### YOUR GOAL
Return every line of the material exactly.

>>>

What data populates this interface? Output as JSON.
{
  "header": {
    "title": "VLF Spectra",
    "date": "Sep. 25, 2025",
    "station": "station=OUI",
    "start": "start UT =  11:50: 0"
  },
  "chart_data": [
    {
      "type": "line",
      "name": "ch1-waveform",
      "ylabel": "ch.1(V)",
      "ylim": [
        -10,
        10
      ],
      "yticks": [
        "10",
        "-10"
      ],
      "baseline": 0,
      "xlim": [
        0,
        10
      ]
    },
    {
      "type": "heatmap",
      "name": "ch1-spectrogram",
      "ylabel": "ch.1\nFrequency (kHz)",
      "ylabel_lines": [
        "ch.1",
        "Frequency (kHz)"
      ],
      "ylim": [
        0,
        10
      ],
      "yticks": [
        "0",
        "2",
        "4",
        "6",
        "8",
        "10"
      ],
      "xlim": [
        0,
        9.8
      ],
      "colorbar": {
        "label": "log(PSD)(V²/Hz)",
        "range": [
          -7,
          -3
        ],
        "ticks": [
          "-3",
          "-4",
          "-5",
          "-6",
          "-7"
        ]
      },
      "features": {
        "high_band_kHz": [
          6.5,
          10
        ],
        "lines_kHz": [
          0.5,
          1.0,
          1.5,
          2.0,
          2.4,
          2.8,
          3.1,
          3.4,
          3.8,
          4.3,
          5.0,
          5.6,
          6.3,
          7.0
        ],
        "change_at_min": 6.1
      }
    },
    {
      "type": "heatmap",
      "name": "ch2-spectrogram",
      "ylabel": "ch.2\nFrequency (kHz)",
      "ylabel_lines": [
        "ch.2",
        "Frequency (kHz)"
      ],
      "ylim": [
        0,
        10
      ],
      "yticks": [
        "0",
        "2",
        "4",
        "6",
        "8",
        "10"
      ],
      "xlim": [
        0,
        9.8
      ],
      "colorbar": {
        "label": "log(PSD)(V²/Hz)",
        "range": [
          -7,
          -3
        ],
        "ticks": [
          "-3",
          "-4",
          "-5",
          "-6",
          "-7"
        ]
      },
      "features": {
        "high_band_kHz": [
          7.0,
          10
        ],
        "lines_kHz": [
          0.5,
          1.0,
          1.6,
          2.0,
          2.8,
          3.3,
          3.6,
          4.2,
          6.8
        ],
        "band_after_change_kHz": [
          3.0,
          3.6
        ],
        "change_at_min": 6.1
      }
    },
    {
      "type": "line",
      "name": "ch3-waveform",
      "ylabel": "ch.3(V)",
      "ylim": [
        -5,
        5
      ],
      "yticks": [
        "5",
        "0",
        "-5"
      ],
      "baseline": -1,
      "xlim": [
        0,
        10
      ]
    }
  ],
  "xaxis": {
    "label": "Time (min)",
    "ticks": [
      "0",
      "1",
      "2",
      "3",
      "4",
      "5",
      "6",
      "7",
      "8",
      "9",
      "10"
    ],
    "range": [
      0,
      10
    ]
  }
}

<<<

### EXERCISE RESULT
What data populates this interface? Output as JSON.
{
  "header": {
    "title": "VLF Spectra",
    "date": "Sep. 25, 2025",
    "station": "station=OUI",
    "start": "start UT =  11:50: 0"
  },
  "chart_data": [
    {
      "type": "line",
      "name": "ch1-waveform",
      "ylabel": "ch.1(V)",
      "ylim": [
        -10,
        10
      ],
      "yticks": [
        "10",
        "-10"
      ],
      "baseline": 0,
      "xlim": [
        0,
        10
      ]
    },
    {
      "type": "heatmap",
      "name": "ch1-spectrogram",
      "ylabel": "ch.1\nFrequency (kHz)",
      "ylabel_lines": [
        "ch.1",
        "Frequency (kHz)"
      ],
      "ylim": [
        0,
        10
      ],
      "yticks": [
        "0",
        "2",
        "4",
        "6",
        "8",
        "10"
      ],
      "xlim": [
        0,
        9.8
      ],
      "colorbar": {
        "label": "log(PSD)(V²/Hz)",
        "range": [
          -7,
          -3
        ],
        "ticks": [
          "-3",
          "-4",
          "-5",
          "-6",
          "-7"
        ]
      },
      "features": {
        "high_band_kHz": [
          6.5,
          10
        ],
        "lines_kHz": [
          0.5,
          1.0,
          1.5,
          2.0,
          2.4,
          2.8,
          3.1,
          3.4,
          3.8,
          4.3,
          5.0,
          5.6,
          6.3,
          7.0
        ],
        "change_at_min": 6.1
      }
    },
    {
      "type": "heatmap",
      "name": "ch2-spectrogram",
      "ylabel": "ch.2\nFrequency (kHz)",
      "ylabel_lines": [
        "ch.2",
        "Frequency (kHz)"
      ],
      "ylim": [
        0,
        10
      ],
      "yticks": [
        "0",
        "2",
        "4",
        "6",
        "8",
        "10"
      ],
      "xlim": [
        0,
        9.8
      ],
      "colorbar": {
        "label": "log(PSD)(V²/Hz)",
        "range": [
          -7,
          -3
        ],
        "ticks": [
          "-3",
          "-4",
          "-5",
          "-6",
          "-7"
        ]
      },
      "features": {
        "high_band_kHz": [
          7.0,
          10
        ],
        "lines_kHz": [
          0.5,
          1.0,
          1.6,
          2.0,
          2.8,
          3.3,
          3.6,
          4.2,
          6.8
        ],
        "band_after_change_kHz": [
          3.0,
          3.6
        ],
        "change_at_min": 6.1
      }
    },
    {
      "type": "line",
      "name": "ch3-waveform",
      "ylabel": "ch.3(V)",
      "ylim": [
        -5,
        5
      ],
      "yticks": [
        "5",
        "0",
        "-5"
      ],
      "baseline": -1,
      "xlim": [
        0,
        10
      ]
    }
  ],
  "xaxis": {
    "label": "Time (min)",
    "ticks": [
      "0",
      "1",
      "2",
      "3",
      "4",
      "5",
      "6",
      "7",
      "8",
      "9",
      "10"
    ],
    "range": [
      0,
      10
    ]
  }
}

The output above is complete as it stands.